=== Stored data entries ===
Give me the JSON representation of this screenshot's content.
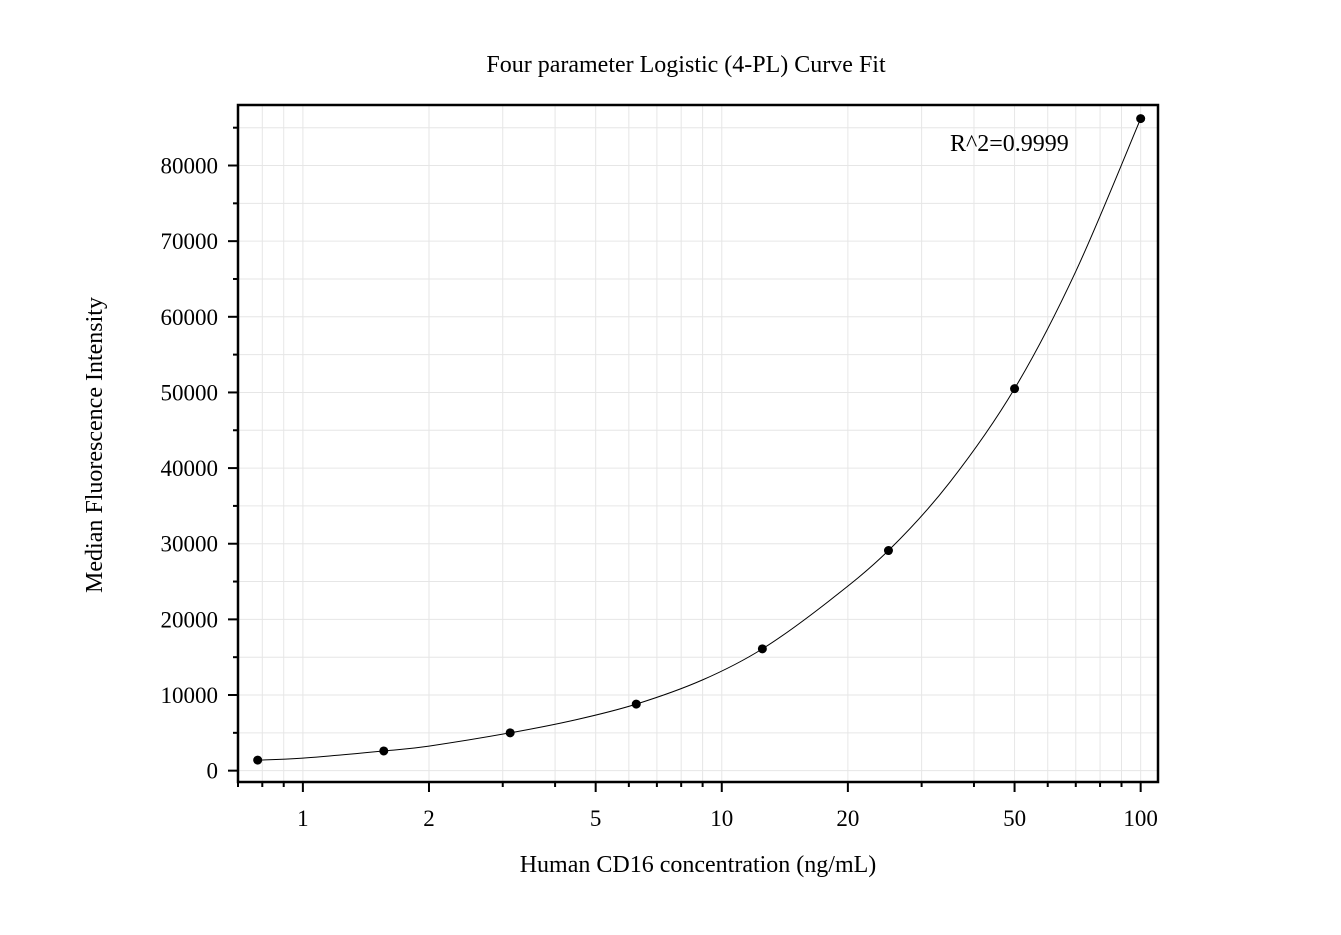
{
  "chart_data": {
    "type": "scatter",
    "title": "Four parameter Logistic (4-PL) Curve Fit",
    "xlabel": "Human CD16 concentration (ng/mL)",
    "ylabel": "Median Fluorescence Intensity",
    "x_scale": "log",
    "xlim": [
      0.7,
      110
    ],
    "ylim": [
      -1500,
      88000
    ],
    "grid": true,
    "x_ticks": [
      1,
      2,
      5,
      10,
      20,
      50,
      100
    ],
    "x_tick_labels": [
      "1",
      "2",
      "5",
      "10",
      "20",
      "50",
      "100"
    ],
    "y_ticks": [
      0,
      10000,
      20000,
      30000,
      40000,
      50000,
      60000,
      70000,
      80000
    ],
    "y_tick_labels": [
      "0",
      "10000",
      "20000",
      "30000",
      "40000",
      "50000",
      "60000",
      "70000",
      "80000"
    ],
    "series": [
      {
        "x": [
          0.78,
          1.56,
          3.125,
          6.25,
          12.5,
          25,
          50,
          100
        ],
        "y": [
          1400,
          2600,
          5000,
          8800,
          16100,
          29100,
          50500,
          86200
        ]
      }
    ],
    "fit_curve": {
      "x": [
        0.78,
        1.0,
        1.56,
        2.0,
        3.125,
        4.5,
        6.25,
        9.0,
        12.5,
        18.0,
        25,
        35,
        50,
        70,
        100
      ],
      "y": [
        1400,
        1650,
        2600,
        3250,
        5000,
        6750,
        8800,
        12000,
        16100,
        22400,
        29100,
        38100,
        50500,
        66000,
        86200
      ]
    },
    "annotation": "R^2=0.9999",
    "colors": {
      "points": "#000000",
      "curve": "#000000",
      "grid": "#e6e6e6",
      "frame": "#000000"
    }
  }
}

=== WHAT YOU WILL DO ===
Exactly as written, return every line of the listing, but not the pictures.

=== RESULT ===
Give me the JSON representation of this screenshot's content.
{
  "chart_data": {
    "type": "scatter",
    "title": "Four parameter Logistic (4-PL) Curve Fit",
    "xlabel": "Human CD16 concentration (ng/mL)",
    "ylabel": "Median Fluorescence Intensity",
    "x_scale": "log",
    "xlim": [
      0.7,
      110
    ],
    "ylim": [
      -1500,
      88000
    ],
    "grid": true,
    "x_ticks": [
      1,
      2,
      5,
      10,
      20,
      50,
      100
    ],
    "x_tick_labels": [
      "1",
      "2",
      "5",
      "10",
      "20",
      "50",
      "100"
    ],
    "y_ticks": [
      0,
      10000,
      20000,
      30000,
      40000,
      50000,
      60000,
      70000,
      80000
    ],
    "y_tick_labels": [
      "0",
      "10000",
      "20000",
      "30000",
      "40000",
      "50000",
      "60000",
      "70000",
      "80000"
    ],
    "series": [
      {
        "x": [
          0.78,
          1.56,
          3.125,
          6.25,
          12.5,
          25,
          50,
          100
        ],
        "y": [
          1400,
          2600,
          5000,
          8800,
          16100,
          29100,
          50500,
          86200
        ]
      }
    ],
    "fit_curve": {
      "x": [
        0.78,
        1.0,
        1.56,
        2.0,
        3.125,
        4.5,
        6.25,
        9.0,
        12.5,
        18.0,
        25,
        35,
        50,
        70,
        100
      ],
      "y": [
        1400,
        1650,
        2600,
        3250,
        5000,
        6750,
        8800,
        12000,
        16100,
        22400,
        29100,
        38100,
        50500,
        66000,
        86200
      ]
    },
    "annotation": "R^2=0.9999",
    "colors": {
      "points": "#000000",
      "curve": "#000000",
      "grid": "#e6e6e6",
      "frame": "#000000"
    }
  }
}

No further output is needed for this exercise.